→ Layout dataset entries
===

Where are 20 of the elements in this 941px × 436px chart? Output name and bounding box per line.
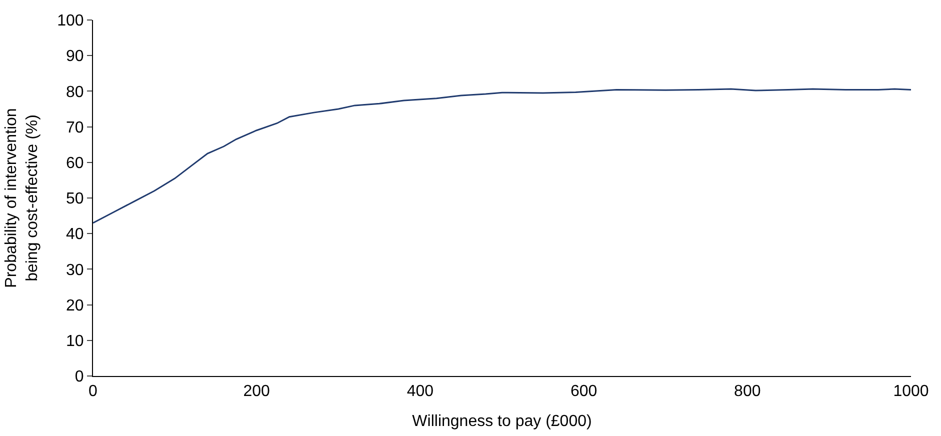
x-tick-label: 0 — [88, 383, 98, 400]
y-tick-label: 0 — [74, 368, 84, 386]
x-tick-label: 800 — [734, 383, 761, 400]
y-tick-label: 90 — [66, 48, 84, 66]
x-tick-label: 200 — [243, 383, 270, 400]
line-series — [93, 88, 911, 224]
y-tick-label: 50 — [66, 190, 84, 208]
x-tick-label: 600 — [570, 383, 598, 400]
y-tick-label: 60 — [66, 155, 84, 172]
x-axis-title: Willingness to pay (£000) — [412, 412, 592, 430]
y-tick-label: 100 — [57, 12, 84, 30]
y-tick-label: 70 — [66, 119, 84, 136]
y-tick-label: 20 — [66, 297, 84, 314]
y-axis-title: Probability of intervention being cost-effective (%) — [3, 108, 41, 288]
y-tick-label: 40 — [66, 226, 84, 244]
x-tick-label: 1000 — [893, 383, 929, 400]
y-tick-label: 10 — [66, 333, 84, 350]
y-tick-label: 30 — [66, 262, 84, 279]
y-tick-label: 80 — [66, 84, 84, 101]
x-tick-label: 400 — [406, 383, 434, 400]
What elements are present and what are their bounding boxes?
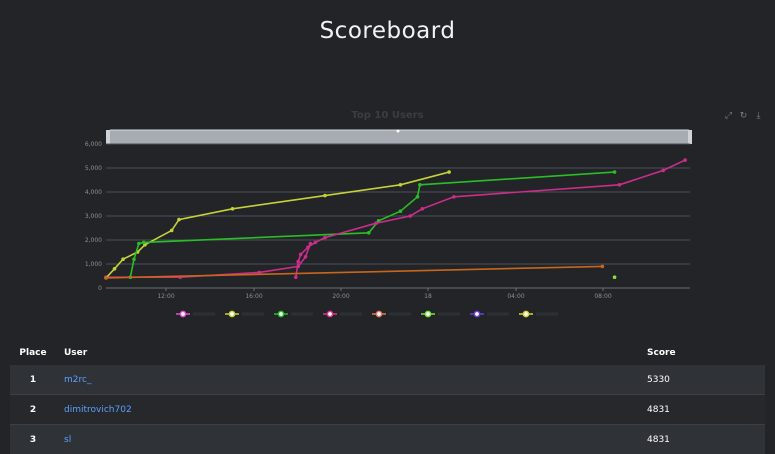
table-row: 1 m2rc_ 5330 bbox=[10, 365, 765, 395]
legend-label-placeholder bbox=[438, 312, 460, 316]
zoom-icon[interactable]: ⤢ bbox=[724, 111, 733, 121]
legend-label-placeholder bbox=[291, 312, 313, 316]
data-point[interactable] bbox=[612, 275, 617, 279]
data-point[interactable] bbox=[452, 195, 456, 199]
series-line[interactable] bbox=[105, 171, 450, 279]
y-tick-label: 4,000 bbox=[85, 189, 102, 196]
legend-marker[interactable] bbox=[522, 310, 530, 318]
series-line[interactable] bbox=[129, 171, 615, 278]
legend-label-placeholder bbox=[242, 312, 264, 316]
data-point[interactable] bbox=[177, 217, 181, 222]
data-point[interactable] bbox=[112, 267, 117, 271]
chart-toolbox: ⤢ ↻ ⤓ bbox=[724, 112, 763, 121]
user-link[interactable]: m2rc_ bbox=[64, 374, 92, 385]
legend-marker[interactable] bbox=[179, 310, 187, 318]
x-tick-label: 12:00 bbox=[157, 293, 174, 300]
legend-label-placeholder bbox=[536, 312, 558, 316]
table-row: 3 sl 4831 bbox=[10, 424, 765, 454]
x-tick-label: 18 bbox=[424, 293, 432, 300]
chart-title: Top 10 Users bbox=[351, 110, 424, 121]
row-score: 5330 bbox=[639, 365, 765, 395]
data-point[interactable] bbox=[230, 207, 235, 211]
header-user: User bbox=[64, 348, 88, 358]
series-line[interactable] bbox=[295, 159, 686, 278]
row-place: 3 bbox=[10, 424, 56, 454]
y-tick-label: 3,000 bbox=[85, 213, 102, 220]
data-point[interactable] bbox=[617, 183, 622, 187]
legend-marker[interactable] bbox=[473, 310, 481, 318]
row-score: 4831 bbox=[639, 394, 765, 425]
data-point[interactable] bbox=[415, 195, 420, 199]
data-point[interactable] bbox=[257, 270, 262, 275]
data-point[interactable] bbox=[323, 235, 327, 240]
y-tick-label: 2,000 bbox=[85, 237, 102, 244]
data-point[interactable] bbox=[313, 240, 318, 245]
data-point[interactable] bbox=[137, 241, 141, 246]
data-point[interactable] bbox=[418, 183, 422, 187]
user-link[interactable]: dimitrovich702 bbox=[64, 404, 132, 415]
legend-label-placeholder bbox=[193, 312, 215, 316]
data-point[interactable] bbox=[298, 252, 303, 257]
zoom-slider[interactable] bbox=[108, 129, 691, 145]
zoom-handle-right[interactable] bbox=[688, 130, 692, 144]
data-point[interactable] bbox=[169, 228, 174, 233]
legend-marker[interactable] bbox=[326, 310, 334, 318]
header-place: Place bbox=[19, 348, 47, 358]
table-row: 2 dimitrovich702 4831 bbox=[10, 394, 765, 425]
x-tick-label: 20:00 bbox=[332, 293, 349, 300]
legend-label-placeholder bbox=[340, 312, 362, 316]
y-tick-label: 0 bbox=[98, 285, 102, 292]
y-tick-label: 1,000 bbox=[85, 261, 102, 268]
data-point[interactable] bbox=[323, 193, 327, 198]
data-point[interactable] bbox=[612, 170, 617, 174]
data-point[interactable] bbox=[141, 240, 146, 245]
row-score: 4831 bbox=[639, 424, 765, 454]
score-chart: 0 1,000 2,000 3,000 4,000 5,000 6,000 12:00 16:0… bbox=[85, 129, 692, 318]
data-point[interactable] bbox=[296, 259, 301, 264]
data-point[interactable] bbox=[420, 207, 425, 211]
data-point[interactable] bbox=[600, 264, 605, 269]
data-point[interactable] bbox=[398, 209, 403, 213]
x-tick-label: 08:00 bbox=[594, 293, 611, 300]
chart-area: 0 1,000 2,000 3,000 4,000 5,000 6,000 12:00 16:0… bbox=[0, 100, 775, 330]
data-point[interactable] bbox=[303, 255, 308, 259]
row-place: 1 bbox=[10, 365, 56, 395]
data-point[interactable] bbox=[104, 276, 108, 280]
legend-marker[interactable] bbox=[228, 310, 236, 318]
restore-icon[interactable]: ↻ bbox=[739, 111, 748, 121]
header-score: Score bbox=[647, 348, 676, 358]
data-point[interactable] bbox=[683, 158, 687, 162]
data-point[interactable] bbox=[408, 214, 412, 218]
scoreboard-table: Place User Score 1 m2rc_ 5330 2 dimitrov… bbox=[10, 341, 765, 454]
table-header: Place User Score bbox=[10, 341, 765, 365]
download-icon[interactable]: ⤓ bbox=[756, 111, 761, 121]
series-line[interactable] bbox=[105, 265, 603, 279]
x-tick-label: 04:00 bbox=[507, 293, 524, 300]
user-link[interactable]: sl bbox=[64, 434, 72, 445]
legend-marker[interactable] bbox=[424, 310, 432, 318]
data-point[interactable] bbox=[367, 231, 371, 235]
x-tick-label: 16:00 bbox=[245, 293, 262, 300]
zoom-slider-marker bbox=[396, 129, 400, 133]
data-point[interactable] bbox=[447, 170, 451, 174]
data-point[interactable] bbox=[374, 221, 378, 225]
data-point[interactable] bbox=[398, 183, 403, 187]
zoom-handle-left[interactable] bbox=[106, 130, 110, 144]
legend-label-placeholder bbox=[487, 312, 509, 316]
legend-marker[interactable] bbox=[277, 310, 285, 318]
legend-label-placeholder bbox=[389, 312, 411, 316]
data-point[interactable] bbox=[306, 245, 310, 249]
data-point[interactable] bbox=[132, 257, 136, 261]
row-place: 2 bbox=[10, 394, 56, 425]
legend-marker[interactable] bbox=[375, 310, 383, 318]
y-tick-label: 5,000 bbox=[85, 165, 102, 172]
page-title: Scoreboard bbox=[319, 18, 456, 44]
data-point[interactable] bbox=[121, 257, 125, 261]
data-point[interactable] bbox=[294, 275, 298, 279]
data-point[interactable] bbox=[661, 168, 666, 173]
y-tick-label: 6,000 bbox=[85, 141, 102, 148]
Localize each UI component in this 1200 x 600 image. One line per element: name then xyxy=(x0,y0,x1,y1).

===

→ WHAT YOU WILL DO
Copy out every line of the items above word for word, but leave out the pictures.

→ EXERCISE RESPONSE
Where are 20 of the elements in this 941px × 436px chart? Output name and bounding box per line.
x-tick-label: 0 — [88, 383, 98, 400]
y-tick-label: 0 — [74, 368, 84, 386]
x-tick-label: 800 — [734, 383, 761, 400]
y-tick-label: 90 — [66, 48, 84, 66]
x-tick-label: 200 — [243, 383, 270, 400]
line-series — [93, 88, 911, 224]
y-tick-label: 50 — [66, 190, 84, 208]
x-tick-label: 600 — [570, 383, 598, 400]
y-tick-label: 60 — [66, 155, 84, 172]
x-axis-title: Willingness to pay (£000) — [412, 412, 592, 430]
y-tick-label: 100 — [57, 12, 84, 30]
y-tick-label: 70 — [66, 119, 84, 136]
y-tick-label: 20 — [66, 297, 84, 314]
y-axis-title: Probability of intervention being cost-effective (%) — [3, 108, 41, 288]
y-tick-label: 40 — [66, 226, 84, 244]
x-tick-label: 1000 — [893, 383, 929, 400]
y-tick-label: 10 — [66, 333, 84, 350]
y-tick-label: 30 — [66, 262, 84, 279]
y-tick-label: 80 — [66, 84, 84, 101]
x-tick-label: 400 — [406, 383, 434, 400]
What elements are present and what are their bounding boxes?
table-row: 1 m2rc_ 5330 bbox=[10, 365, 765, 395]
legend-label-placeholder bbox=[438, 312, 460, 316]
zoom-icon[interactable]: ⤢ bbox=[724, 111, 733, 121]
legend-label-placeholder bbox=[291, 312, 313, 316]
data-point[interactable] bbox=[612, 275, 617, 279]
data-point[interactable] bbox=[452, 195, 456, 199]
series-line[interactable] bbox=[105, 171, 450, 279]
y-tick-label: 4,000 bbox=[85, 189, 102, 196]
legend-marker[interactable] bbox=[522, 310, 530, 318]
series-line[interactable] bbox=[129, 171, 615, 278]
legend-label-placeholder bbox=[242, 312, 264, 316]
data-point[interactable] bbox=[177, 217, 181, 222]
data-point[interactable] bbox=[112, 267, 117, 271]
chart-toolbox: ⤢ ↻ ⤓ bbox=[724, 112, 763, 121]
user-link[interactable]: m2rc_ bbox=[64, 374, 92, 385]
legend-marker[interactable] bbox=[179, 310, 187, 318]
x-tick-label: 12:00 bbox=[157, 293, 174, 300]
legend-label-placeholder bbox=[536, 312, 558, 316]
table-row: 3 sl 4831 bbox=[10, 424, 765, 454]
x-tick-label: 18 bbox=[424, 293, 432, 300]
chart-title: Top 10 Users bbox=[351, 110, 424, 121]
row-score: 5330 bbox=[639, 365, 765, 395]
data-point[interactable] bbox=[230, 207, 235, 211]
header-user: User bbox=[64, 348, 88, 358]
series-line[interactable] bbox=[295, 159, 686, 278]
row-place: 3 bbox=[10, 424, 56, 454]
y-tick-label: 3,000 bbox=[85, 213, 102, 220]
data-point[interactable] bbox=[617, 183, 622, 187]
legend-marker[interactable] bbox=[473, 310, 481, 318]
row-score: 4831 bbox=[639, 394, 765, 425]
data-point[interactable] bbox=[415, 195, 420, 199]
data-point[interactable] bbox=[257, 270, 262, 275]
data-point[interactable] bbox=[323, 235, 327, 240]
y-tick-label: 2,000 bbox=[85, 237, 102, 244]
data-point[interactable] bbox=[313, 240, 318, 245]
data-point[interactable] bbox=[137, 241, 141, 246]
data-point[interactable] bbox=[418, 183, 422, 187]
user-link[interactable]: dimitrovich702 bbox=[64, 404, 132, 415]
legend-label-placeholder bbox=[193, 312, 215, 316]
data-point[interactable] bbox=[298, 252, 303, 257]
zoom-slider[interactable] bbox=[108, 129, 691, 145]
zoom-handle-right[interactable] bbox=[688, 130, 692, 144]
data-point[interactable] bbox=[169, 228, 174, 233]
legend-marker[interactable] bbox=[326, 310, 334, 318]
header-place: Place bbox=[19, 348, 47, 358]
table-row: 2 dimitrovich702 4831 bbox=[10, 394, 765, 425]
x-tick-label: 20:00 bbox=[332, 293, 349, 300]
legend-label-placeholder bbox=[340, 312, 362, 316]
y-tick-label: 0 bbox=[98, 285, 102, 292]
y-tick-label: 1,000 bbox=[85, 261, 102, 268]
data-point[interactable] bbox=[323, 193, 327, 198]
data-point[interactable] bbox=[612, 170, 617, 174]
data-point[interactable] bbox=[141, 240, 146, 245]
row-score: 4831 bbox=[639, 424, 765, 454]
score-chart: 0 1,000 2,000 3,000 4,000 5,000 6,000 12:00 16:0… bbox=[85, 129, 692, 318]
data-point[interactable] bbox=[296, 259, 301, 264]
data-point[interactable] bbox=[420, 207, 425, 211]
data-point[interactable] bbox=[600, 264, 605, 269]
data-point[interactable] bbox=[398, 209, 403, 213]
x-tick-label: 08:00 bbox=[594, 293, 611, 300]
chart-area: 0 1,000 2,000 3,000 4,000 5,000 6,000 12:00 16:0… bbox=[0, 100, 775, 330]
data-point[interactable] bbox=[303, 255, 308, 259]
row-place: 1 bbox=[10, 365, 56, 395]
data-point[interactable] bbox=[104, 276, 108, 280]
legend-marker[interactable] bbox=[228, 310, 236, 318]
restore-icon[interactable]: ↻ bbox=[739, 111, 748, 121]
header-score: Score bbox=[647, 348, 676, 358]
data-point[interactable] bbox=[683, 158, 687, 162]
data-point[interactable] bbox=[408, 214, 412, 218]
scoreboard-table: Place User Score 1 m2rc_ 5330 2 dimitrov… bbox=[10, 341, 765, 454]
table-header: Place User Score bbox=[10, 341, 765, 365]
download-icon[interactable]: ⤓ bbox=[756, 111, 761, 121]
series-line[interactable] bbox=[105, 265, 603, 279]
x-tick-label: 04:00 bbox=[507, 293, 524, 300]
user-link[interactable]: sl bbox=[64, 434, 72, 445]
legend-marker[interactable] bbox=[424, 310, 432, 318]
data-point[interactable] bbox=[367, 231, 371, 235]
x-tick-label: 16:00 bbox=[245, 293, 262, 300]
zoom-slider-marker bbox=[396, 129, 400, 133]
data-point[interactable] bbox=[447, 170, 451, 174]
data-point[interactable] bbox=[374, 221, 378, 225]
data-point[interactable] bbox=[398, 183, 403, 187]
zoom-handle-left[interactable] bbox=[106, 130, 110, 144]
legend-label-placeholder bbox=[487, 312, 509, 316]
legend-marker[interactable] bbox=[277, 310, 285, 318]
legend-label-placeholder bbox=[389, 312, 411, 316]
data-point[interactable] bbox=[306, 245, 310, 249]
data-point[interactable] bbox=[132, 257, 136, 261]
row-place: 2 bbox=[10, 394, 56, 425]
legend-marker[interactable] bbox=[375, 310, 383, 318]
y-tick-label: 5,000 bbox=[85, 165, 102, 172]
page-title: Scoreboard bbox=[319, 18, 456, 44]
data-point[interactable] bbox=[121, 257, 125, 261]
data-point[interactable] bbox=[294, 275, 298, 279]
data-point[interactable] bbox=[661, 168, 666, 173]
y-tick-label: 6,000 bbox=[85, 141, 102, 148]
Localize each UI component in this 1200 x 600 image. One line per element: name then xyxy=(x0,y0,x1,y1).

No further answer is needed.